YOUR TASK: For the records below, report how many lines include the word "msms". Only the number should appear.

THE INPUT:
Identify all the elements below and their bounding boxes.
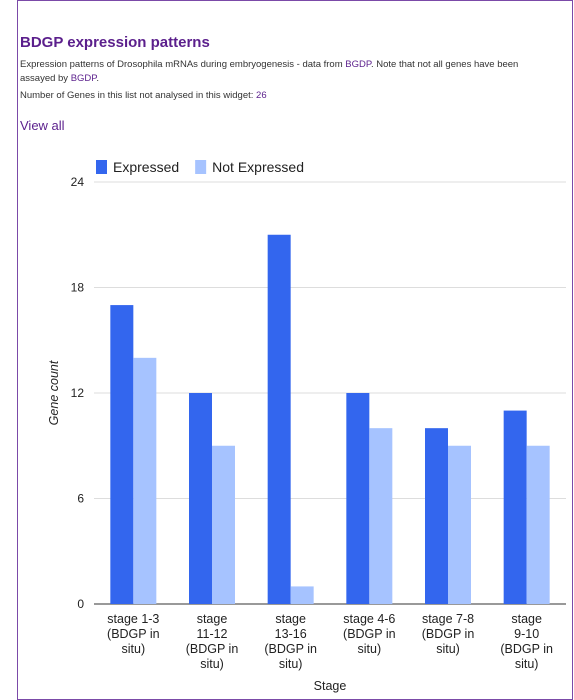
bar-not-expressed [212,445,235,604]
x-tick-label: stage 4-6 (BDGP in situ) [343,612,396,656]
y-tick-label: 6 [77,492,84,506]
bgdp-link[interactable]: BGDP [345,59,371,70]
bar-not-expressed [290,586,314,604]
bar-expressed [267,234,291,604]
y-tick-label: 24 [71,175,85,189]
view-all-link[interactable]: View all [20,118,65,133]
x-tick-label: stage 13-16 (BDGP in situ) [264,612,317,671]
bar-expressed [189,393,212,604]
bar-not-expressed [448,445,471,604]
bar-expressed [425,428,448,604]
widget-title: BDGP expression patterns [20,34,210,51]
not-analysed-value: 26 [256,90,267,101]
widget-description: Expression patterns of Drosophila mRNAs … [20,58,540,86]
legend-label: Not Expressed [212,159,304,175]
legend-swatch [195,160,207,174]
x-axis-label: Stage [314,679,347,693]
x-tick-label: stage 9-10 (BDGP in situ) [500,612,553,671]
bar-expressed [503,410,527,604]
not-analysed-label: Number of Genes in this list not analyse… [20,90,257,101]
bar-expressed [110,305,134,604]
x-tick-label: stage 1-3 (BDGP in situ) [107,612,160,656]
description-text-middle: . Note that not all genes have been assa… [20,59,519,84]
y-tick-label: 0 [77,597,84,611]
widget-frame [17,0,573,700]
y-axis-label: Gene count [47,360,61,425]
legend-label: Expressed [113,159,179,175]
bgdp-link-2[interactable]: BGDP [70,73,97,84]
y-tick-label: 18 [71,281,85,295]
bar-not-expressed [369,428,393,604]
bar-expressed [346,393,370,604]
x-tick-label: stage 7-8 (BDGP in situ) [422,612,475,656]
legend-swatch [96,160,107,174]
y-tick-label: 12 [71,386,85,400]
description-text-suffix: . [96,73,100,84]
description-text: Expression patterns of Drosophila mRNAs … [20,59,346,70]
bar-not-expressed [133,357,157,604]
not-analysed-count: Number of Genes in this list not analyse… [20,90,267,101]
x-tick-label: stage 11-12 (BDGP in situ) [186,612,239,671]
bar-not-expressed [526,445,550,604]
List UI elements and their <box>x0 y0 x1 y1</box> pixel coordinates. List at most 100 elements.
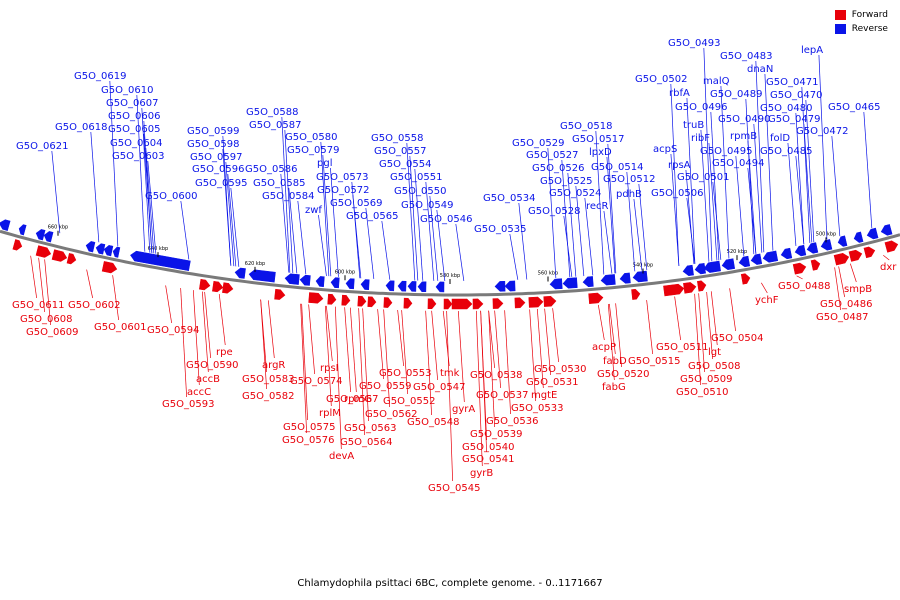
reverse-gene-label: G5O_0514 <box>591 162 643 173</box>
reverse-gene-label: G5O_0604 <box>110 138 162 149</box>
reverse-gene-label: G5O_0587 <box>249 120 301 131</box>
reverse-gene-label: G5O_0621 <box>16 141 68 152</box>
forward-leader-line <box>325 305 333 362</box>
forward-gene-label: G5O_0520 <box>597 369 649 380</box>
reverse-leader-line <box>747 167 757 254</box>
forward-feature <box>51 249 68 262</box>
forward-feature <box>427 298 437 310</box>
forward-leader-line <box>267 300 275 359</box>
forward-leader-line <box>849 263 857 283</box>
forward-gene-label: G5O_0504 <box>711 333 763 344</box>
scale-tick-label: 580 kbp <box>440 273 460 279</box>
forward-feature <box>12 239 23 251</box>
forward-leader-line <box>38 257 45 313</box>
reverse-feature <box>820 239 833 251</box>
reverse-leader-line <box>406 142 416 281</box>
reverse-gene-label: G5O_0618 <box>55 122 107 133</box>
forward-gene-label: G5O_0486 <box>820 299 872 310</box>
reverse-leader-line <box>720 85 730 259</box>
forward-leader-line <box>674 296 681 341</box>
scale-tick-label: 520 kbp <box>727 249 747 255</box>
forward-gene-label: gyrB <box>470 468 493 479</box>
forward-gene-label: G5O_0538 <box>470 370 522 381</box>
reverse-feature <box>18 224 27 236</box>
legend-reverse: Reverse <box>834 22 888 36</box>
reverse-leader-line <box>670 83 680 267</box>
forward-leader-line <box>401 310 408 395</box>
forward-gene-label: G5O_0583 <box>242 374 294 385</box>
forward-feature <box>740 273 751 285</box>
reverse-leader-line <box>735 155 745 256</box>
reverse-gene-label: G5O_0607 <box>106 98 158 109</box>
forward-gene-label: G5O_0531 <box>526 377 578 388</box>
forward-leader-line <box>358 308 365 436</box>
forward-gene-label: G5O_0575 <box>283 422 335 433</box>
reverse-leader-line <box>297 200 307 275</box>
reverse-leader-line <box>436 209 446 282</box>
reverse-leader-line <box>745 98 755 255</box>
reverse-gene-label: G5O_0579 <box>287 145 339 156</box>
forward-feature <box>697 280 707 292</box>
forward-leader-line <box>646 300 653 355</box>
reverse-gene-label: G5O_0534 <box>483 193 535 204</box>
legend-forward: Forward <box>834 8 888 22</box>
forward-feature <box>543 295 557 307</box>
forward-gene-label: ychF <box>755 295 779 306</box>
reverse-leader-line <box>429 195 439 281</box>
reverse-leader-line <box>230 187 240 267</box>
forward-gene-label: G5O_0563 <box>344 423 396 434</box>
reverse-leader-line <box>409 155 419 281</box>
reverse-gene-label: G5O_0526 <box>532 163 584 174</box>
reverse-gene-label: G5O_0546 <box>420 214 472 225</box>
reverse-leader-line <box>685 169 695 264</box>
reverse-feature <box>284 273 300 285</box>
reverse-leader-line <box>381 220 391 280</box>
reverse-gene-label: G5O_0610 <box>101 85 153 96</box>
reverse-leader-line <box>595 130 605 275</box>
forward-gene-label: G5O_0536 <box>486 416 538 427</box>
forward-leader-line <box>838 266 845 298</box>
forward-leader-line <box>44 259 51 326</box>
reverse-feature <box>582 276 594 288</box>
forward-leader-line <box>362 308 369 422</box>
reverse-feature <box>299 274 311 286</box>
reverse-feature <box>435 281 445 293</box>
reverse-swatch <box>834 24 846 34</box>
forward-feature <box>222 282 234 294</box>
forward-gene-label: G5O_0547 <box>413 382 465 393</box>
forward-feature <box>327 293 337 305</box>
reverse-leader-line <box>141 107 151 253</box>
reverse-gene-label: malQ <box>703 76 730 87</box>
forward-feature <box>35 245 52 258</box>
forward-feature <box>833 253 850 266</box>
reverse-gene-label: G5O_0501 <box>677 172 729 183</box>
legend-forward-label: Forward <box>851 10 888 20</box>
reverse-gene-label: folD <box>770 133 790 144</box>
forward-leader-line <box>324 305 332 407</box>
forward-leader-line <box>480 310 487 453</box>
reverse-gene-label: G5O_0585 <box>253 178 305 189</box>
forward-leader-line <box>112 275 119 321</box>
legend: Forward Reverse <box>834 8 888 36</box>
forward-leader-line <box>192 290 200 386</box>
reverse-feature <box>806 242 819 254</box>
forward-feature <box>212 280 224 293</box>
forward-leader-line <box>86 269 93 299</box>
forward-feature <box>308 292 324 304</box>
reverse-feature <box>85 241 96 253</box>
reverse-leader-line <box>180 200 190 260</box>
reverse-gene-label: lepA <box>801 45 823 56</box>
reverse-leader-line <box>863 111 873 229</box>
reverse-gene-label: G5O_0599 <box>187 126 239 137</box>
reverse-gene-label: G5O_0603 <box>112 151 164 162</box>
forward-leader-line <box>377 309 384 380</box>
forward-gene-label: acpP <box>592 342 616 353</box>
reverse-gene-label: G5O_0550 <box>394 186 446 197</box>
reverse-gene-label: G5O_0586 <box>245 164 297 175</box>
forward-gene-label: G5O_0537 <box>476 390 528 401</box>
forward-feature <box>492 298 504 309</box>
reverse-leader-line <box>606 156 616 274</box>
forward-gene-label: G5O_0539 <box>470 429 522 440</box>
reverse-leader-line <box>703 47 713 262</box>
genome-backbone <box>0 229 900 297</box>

---

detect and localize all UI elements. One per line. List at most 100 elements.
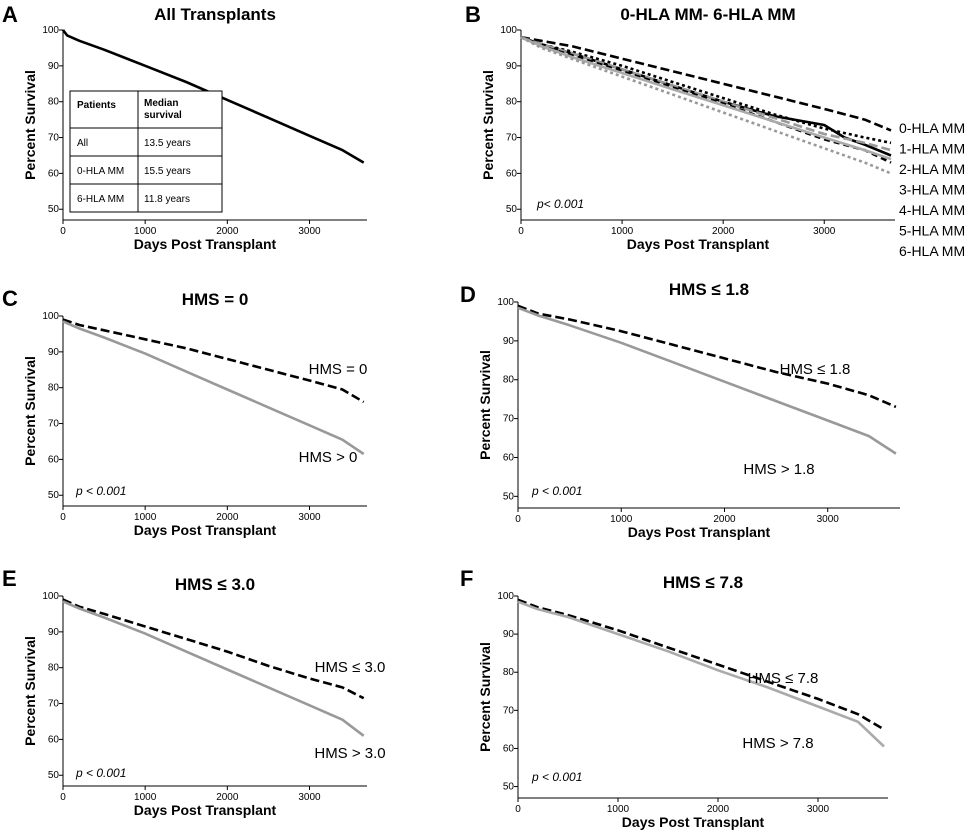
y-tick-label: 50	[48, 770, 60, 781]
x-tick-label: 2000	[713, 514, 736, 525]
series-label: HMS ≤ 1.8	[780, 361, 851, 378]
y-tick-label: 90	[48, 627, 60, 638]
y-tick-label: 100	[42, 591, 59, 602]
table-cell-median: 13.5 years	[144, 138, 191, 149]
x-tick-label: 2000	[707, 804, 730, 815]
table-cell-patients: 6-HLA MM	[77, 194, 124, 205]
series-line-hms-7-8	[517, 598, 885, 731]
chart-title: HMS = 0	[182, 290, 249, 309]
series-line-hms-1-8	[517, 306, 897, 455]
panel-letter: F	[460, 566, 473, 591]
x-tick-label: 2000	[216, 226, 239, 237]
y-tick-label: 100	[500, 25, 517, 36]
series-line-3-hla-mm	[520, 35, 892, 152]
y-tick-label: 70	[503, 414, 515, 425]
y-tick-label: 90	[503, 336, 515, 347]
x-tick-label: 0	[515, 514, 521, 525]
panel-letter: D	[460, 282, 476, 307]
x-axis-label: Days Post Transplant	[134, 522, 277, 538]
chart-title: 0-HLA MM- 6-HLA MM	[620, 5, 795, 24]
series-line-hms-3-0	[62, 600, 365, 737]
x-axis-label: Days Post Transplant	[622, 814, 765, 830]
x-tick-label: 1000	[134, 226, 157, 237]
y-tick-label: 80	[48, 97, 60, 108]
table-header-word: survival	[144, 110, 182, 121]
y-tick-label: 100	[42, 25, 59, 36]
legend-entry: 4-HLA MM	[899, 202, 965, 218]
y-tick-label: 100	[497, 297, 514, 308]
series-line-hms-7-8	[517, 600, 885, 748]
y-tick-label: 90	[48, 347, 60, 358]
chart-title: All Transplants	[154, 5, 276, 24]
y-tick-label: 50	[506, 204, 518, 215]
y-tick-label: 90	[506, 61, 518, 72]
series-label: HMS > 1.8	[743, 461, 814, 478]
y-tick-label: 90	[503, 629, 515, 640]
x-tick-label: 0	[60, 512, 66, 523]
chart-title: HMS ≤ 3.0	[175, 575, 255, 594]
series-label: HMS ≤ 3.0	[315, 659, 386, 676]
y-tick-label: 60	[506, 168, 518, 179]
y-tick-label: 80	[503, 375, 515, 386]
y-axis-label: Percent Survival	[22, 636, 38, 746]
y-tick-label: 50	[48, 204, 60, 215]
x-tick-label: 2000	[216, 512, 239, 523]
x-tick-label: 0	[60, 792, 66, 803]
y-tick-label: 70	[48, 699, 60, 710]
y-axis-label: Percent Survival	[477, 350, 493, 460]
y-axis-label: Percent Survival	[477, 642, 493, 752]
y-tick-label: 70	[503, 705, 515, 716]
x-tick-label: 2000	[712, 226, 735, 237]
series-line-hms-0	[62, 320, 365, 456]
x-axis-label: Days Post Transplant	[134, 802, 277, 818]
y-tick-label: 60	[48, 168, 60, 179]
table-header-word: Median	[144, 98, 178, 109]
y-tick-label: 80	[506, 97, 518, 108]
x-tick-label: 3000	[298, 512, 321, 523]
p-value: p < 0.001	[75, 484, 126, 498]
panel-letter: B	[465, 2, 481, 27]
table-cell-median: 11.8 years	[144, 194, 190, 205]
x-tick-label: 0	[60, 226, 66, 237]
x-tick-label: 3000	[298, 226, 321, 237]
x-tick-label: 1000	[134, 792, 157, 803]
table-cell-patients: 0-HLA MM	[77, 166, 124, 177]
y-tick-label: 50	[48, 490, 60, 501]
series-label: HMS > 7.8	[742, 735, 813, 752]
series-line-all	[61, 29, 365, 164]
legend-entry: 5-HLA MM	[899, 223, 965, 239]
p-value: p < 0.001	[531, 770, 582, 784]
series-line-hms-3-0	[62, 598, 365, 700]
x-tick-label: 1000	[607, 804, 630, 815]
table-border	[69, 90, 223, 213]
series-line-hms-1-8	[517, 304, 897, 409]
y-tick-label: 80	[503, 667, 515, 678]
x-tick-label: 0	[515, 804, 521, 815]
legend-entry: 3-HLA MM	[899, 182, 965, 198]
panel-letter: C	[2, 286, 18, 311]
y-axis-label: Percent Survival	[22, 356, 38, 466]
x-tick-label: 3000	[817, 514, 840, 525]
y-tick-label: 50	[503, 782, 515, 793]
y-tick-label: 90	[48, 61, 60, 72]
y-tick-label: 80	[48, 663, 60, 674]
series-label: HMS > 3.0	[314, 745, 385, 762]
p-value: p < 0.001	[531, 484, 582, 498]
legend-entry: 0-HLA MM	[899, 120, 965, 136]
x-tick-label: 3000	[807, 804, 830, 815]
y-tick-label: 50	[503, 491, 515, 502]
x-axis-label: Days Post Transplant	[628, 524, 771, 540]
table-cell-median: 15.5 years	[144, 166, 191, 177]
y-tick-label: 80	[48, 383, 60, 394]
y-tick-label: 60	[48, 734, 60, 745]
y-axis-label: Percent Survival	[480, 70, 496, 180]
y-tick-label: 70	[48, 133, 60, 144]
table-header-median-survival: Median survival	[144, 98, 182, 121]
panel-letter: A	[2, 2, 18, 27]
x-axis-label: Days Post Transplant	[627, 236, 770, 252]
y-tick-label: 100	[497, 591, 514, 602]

--

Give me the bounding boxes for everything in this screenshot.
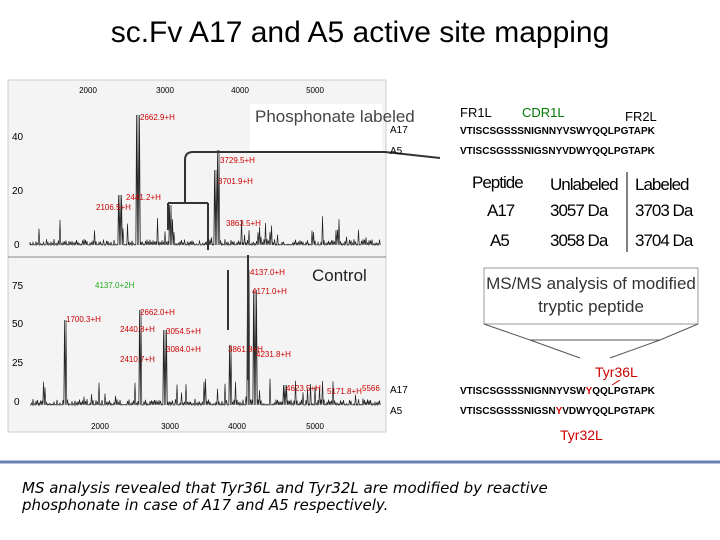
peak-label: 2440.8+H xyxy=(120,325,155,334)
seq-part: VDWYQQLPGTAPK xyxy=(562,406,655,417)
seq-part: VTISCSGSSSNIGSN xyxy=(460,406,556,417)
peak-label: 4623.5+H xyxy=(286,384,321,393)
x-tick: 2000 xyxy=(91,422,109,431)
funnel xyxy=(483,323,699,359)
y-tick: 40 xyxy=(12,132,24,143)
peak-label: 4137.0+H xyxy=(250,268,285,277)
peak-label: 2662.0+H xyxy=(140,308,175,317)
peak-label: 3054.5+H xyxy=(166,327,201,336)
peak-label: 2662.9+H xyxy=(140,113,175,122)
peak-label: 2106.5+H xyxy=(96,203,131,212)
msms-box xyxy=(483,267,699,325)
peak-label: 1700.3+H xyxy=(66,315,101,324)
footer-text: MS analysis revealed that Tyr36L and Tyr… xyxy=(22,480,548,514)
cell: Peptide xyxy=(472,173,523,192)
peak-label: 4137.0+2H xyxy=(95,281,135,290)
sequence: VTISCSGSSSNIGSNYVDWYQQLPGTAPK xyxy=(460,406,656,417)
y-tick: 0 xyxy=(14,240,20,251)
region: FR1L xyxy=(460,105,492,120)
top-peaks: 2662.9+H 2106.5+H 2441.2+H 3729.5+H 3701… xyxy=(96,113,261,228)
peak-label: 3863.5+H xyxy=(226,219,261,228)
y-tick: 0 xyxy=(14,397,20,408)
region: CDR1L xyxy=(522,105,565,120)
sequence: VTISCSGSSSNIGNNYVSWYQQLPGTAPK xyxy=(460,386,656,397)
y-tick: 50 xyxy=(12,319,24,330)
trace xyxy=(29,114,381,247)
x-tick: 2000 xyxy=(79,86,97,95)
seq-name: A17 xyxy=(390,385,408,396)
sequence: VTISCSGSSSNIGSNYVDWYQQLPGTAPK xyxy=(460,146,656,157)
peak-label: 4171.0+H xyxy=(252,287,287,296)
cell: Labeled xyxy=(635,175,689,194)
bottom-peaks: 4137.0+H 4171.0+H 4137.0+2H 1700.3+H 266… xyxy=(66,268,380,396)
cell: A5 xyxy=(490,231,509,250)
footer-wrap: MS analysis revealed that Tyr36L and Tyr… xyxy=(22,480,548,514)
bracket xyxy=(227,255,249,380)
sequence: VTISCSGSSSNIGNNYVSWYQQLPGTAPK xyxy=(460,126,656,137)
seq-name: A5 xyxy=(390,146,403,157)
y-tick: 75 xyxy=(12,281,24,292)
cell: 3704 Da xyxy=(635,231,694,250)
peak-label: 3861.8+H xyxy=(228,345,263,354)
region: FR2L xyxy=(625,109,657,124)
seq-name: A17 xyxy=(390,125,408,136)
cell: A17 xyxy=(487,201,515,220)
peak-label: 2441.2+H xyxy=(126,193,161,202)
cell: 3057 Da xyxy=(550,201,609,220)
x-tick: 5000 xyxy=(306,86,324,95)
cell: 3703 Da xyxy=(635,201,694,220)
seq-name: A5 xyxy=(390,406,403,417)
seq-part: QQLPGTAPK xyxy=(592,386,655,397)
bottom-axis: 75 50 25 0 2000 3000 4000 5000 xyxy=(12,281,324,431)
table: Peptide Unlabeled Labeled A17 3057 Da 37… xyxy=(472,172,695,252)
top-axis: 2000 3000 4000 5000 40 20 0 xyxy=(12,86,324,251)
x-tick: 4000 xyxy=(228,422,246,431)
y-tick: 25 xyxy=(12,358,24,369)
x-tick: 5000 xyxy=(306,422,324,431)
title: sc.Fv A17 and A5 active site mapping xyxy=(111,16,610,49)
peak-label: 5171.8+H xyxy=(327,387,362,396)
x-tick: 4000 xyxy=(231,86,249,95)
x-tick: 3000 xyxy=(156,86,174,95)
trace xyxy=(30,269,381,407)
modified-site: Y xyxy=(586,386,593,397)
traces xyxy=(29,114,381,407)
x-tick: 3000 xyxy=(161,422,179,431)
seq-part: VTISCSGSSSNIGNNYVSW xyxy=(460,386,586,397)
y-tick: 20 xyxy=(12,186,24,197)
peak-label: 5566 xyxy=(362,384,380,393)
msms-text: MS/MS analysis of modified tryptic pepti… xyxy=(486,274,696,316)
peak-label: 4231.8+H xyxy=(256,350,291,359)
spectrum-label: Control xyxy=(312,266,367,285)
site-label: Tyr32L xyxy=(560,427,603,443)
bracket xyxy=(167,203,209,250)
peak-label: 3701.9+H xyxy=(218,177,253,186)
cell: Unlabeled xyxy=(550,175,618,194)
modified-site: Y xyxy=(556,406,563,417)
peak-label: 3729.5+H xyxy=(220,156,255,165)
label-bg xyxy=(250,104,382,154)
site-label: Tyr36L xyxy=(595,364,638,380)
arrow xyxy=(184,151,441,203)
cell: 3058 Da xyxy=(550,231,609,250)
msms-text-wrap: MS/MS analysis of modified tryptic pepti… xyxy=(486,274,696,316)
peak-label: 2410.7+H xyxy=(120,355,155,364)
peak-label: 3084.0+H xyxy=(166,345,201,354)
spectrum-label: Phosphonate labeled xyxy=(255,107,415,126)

TASK OUTPUT: 3